Material supplied:

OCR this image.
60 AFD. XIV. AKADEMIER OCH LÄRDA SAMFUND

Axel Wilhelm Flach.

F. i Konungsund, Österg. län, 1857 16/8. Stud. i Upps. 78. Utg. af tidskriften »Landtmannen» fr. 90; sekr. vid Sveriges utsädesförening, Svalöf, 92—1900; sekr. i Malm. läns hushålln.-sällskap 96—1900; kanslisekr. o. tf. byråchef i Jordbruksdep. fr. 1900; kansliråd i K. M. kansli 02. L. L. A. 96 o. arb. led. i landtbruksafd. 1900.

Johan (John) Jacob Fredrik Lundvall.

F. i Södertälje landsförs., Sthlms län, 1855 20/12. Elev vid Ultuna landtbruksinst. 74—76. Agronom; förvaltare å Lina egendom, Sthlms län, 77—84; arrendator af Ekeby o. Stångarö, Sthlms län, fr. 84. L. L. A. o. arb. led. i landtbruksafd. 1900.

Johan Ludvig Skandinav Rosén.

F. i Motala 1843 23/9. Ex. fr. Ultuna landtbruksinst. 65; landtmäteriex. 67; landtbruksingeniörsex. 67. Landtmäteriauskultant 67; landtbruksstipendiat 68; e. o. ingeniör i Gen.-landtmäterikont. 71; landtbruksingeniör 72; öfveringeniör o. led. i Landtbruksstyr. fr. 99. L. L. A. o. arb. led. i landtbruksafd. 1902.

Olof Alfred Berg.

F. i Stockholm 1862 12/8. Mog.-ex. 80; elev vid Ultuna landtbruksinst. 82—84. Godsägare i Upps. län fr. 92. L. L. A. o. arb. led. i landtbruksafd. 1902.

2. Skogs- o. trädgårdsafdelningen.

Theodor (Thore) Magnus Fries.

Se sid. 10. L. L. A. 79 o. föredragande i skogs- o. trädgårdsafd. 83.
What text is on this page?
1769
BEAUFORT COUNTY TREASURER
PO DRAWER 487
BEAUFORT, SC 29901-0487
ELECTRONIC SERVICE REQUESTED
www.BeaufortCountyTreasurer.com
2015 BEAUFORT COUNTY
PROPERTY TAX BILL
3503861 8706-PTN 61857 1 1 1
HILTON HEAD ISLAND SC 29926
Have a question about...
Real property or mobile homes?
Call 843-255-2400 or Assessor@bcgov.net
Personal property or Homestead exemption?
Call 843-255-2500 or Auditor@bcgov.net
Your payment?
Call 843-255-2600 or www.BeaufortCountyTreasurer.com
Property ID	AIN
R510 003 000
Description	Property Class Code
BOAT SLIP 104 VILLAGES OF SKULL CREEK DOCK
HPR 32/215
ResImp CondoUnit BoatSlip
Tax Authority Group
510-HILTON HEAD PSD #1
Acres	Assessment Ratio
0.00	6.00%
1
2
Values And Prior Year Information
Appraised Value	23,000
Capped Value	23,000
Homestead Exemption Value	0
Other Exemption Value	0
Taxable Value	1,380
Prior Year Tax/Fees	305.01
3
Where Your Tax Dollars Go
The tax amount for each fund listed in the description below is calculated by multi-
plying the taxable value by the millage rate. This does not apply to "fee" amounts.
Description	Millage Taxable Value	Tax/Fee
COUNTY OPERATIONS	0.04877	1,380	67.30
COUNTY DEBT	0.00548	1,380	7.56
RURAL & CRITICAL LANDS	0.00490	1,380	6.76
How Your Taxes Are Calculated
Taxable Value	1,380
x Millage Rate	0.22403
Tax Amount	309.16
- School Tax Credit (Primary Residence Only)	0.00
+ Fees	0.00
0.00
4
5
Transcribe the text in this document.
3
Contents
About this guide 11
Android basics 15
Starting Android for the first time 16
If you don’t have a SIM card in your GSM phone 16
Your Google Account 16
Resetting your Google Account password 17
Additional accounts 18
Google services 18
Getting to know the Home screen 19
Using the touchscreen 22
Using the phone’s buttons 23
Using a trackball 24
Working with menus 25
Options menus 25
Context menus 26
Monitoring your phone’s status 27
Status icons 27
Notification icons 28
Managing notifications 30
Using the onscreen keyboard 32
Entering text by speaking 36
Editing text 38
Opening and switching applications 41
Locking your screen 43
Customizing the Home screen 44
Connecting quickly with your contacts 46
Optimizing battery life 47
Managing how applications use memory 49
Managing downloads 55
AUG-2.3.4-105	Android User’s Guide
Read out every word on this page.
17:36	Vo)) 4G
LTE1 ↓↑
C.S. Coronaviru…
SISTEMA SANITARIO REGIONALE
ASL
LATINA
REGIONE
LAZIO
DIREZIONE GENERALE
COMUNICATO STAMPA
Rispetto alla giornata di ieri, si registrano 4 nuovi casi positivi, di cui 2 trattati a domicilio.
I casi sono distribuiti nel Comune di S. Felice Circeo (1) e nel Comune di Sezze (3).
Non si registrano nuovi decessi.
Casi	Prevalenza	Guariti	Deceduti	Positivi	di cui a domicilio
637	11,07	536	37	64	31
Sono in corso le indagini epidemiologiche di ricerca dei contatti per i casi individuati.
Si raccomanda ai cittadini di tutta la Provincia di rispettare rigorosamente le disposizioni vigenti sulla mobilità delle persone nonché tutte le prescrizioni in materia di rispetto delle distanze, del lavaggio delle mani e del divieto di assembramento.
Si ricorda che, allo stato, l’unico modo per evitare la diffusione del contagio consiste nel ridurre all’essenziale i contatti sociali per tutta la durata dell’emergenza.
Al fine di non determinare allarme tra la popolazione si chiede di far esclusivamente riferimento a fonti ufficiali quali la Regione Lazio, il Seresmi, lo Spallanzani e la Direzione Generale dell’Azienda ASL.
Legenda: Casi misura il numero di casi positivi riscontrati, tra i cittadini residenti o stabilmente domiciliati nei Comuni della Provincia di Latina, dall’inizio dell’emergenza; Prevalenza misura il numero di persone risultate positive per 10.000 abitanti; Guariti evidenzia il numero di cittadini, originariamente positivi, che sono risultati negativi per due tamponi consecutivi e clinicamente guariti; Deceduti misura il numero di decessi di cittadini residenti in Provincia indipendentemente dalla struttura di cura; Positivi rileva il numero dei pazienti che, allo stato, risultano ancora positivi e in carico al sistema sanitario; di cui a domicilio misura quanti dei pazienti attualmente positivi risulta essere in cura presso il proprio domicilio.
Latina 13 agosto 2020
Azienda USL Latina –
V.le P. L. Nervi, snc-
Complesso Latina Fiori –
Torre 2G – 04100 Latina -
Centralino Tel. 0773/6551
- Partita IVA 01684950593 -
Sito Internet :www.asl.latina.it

What is required: Return every entry verbatim.

Written answer:
OCR this image.
60 AFD. XIV. AKADEMIER OCH LÄRDA SAMFUND

Axel Wilhelm Flach.

F. i Konungsund, Österg. län, 1857 16/8. Stud. i Upps. 78. Utg. af tidskriften »Landtmannen» fr. 90; sekr. vid Sveriges utsädesförening, Svalöf, 92—1900; sekr. i Malm. läns hushålln.-sällskap 96—1900; kanslisekr. o. tf. byråchef i Jordbruksdep. fr. 1900; kansliråd i K. M. kansli 02. L. L. A. 96 o. arb. led. i landtbruksafd. 1900.

Johan (John) Jacob Fredrik Lundvall.

F. i Södertälje landsförs., Sthlms län, 1855 20/12. Elev vid Ultuna landtbruksinst. 74—76. Agronom; förvaltare å Lina egendom, Sthlms län, 77—84; arrendator af Ekeby o. Stångarö, Sthlms län, fr. 84. L. L. A. o. arb. led. i landtbruksafd. 1900.

Johan Ludvig Skandinav Rosén.

F. i Motala 1843 23/9. Ex. fr. Ultuna landtbruksinst. 65; landtmäteriex. 67; landtbruksingeniörsex. 67. Landtmäteriauskultant 67; landtbruksstipendiat 68; e. o. ingeniör i Gen.-landtmäterikont. 71; landtbruksingeniör 72; öfveringeniör o. led. i Landtbruksstyr. fr. 99. L. L. A. o. arb. led. i landtbruksafd. 1902.

Olof Alfred Berg.

F. i Stockholm 1862 12/8. Mog.-ex. 80; elev vid Ultuna landtbruksinst. 82—84. Godsägare i Upps. län fr. 92. L. L. A. o. arb. led. i landtbruksafd. 1902.

2. Skogs- o. trädgårdsafdelningen.

Theodor (Thore) Magnus Fries.

Se sid. 10. L. L. A. 79 o. föredragande i skogs- o. trädgårdsafd. 83.
What text is on this page?
1769
BEAUFORT COUNTY TREASURER
PO DRAWER 487
BEAUFORT, SC 29901-0487
ELECTRONIC SERVICE REQUESTED
www.BeaufortCountyTreasurer.com
2015 BEAUFORT COUNTY
PROPERTY TAX BILL
3503861 8706-PTN 61857 1 1 1
HILTON HEAD ISLAND SC 29926
Have a question about...
Real property or mobile homes?
Call 843-255-2400 or Assessor@bcgov.net
Personal property or Homestead exemption?
Call 843-255-2500 or Auditor@bcgov.net
Your payment?
Call 843-255-2600 or www.BeaufortCountyTreasurer.com
Property ID	AIN
R510 003 000
Description	Property Class Code
BOAT SLIP 104 VILLAGES OF SKULL CREEK DOCK
HPR 32/215
ResImp CondoUnit BoatSlip
Tax Authority Group
510-HILTON HEAD PSD #1
Acres	Assessment Ratio
0.00	6.00%
1
2
Values And Prior Year Information
Appraised Value	23,000
Capped Value	23,000
Homestead Exemption Value	0
Other Exemption Value	0
Taxable Value	1,380
Prior Year Tax/Fees	305.01
3
Where Your Tax Dollars Go
The tax amount for each fund listed in the description below is calculated by multi-
plying the taxable value by the millage rate. This does not apply to "fee" amounts.
Description	Millage Taxable Value	Tax/Fee
COUNTY OPERATIONS	0.04877	1,380	67.30
COUNTY DEBT	0.00548	1,380	7.56
RURAL & CRITICAL LANDS	0.00490	1,380	6.76
How Your Taxes Are Calculated
Taxable Value	1,380
x Millage Rate	0.22403
Tax Amount	309.16
- School Tax Credit (Primary Residence Only)	0.00
+ Fees	0.00
0.00
4
5
Transcribe the text in this document.
3
Contents
About this guide 11
Android basics 15
Starting Android for the first time 16
If you don’t have a SIM card in your GSM phone 16
Your Google Account 16
Resetting your Google Account password 17
Additional accounts 18
Google services 18
Getting to know the Home screen 19
Using the touchscreen 22
Using the phone’s buttons 23
Using a trackball 24
Working with menus 25
Options menus 25
Context menus 26
Monitoring your phone’s status 27
Status icons 27
Notification icons 28
Managing notifications 30
Using the onscreen keyboard 32
Entering text by speaking 36
Editing text 38
Opening and switching applications 41
Locking your screen 43
Customizing the Home screen 44
Connecting quickly with your contacts 46
Optimizing battery life 47
Managing how applications use memory 49
Managing downloads 55
AUG-2.3.4-105	Android User’s Guide
Read out every word on this page.
17:36	Vo)) 4G
LTE1 ↓↑
C.S. Coronaviru…
SISTEMA SANITARIO REGIONALE
ASL
LATINA
REGIONE
LAZIO
DIREZIONE GENERALE
COMUNICATO STAMPA
Rispetto alla giornata di ieri, si registrano 4 nuovi casi positivi, di cui 2 trattati a domicilio.
I casi sono distribuiti nel Comune di S. Felice Circeo (1) e nel Comune di Sezze (3).
Non si registrano nuovi decessi.
Casi	Prevalenza	Guariti	Deceduti	Positivi	di cui a domicilio
637	11,07	536	37	64	31
Sono in corso le indagini epidemiologiche di ricerca dei contatti per i casi individuati.
Si raccomanda ai cittadini di tutta la Provincia di rispettare rigorosamente le disposizioni vigenti sulla mobilità delle persone nonché tutte le prescrizioni in materia di rispetto delle distanze, del lavaggio delle mani e del divieto di assembramento.
Si ricorda che, allo stato, l’unico modo per evitare la diffusione del contagio consiste nel ridurre all’essenziale i contatti sociali per tutta la durata dell’emergenza.
Al fine di non determinare allarme tra la popolazione si chiede di far esclusivamente riferimento a fonti ufficiali quali la Regione Lazio, il Seresmi, lo Spallanzani e la Direzione Generale dell’Azienda ASL.
Legenda: Casi misura il numero di casi positivi riscontrati, tra i cittadini residenti o stabilmente domiciliati nei Comuni della Provincia di Latina, dall’inizio dell’emergenza; Prevalenza misura il numero di persone risultate positive per 10.000 abitanti; Guariti evidenzia il numero di cittadini, originariamente positivi, che sono risultati negativi per due tamponi consecutivi e clinicamente guariti; Deceduti misura il numero di decessi di cittadini residenti in Provincia indipendentemente dalla struttura di cura; Positivi rileva il numero dei pazienti che, allo stato, risultano ancora positivi e in carico al sistema sanitario; di cui a domicilio misura quanti dei pazienti attualmente positivi risulta essere in cura presso il proprio domicilio.
Latina 13 agosto 2020
Azienda USL Latina –
V.le P. L. Nervi, snc-
Complesso Latina Fiori –
Torre 2G – 04100 Latina -
Centralino Tel. 0773/6551
- Partita IVA 01684950593 -
Sito Internet :www.asl.latina.it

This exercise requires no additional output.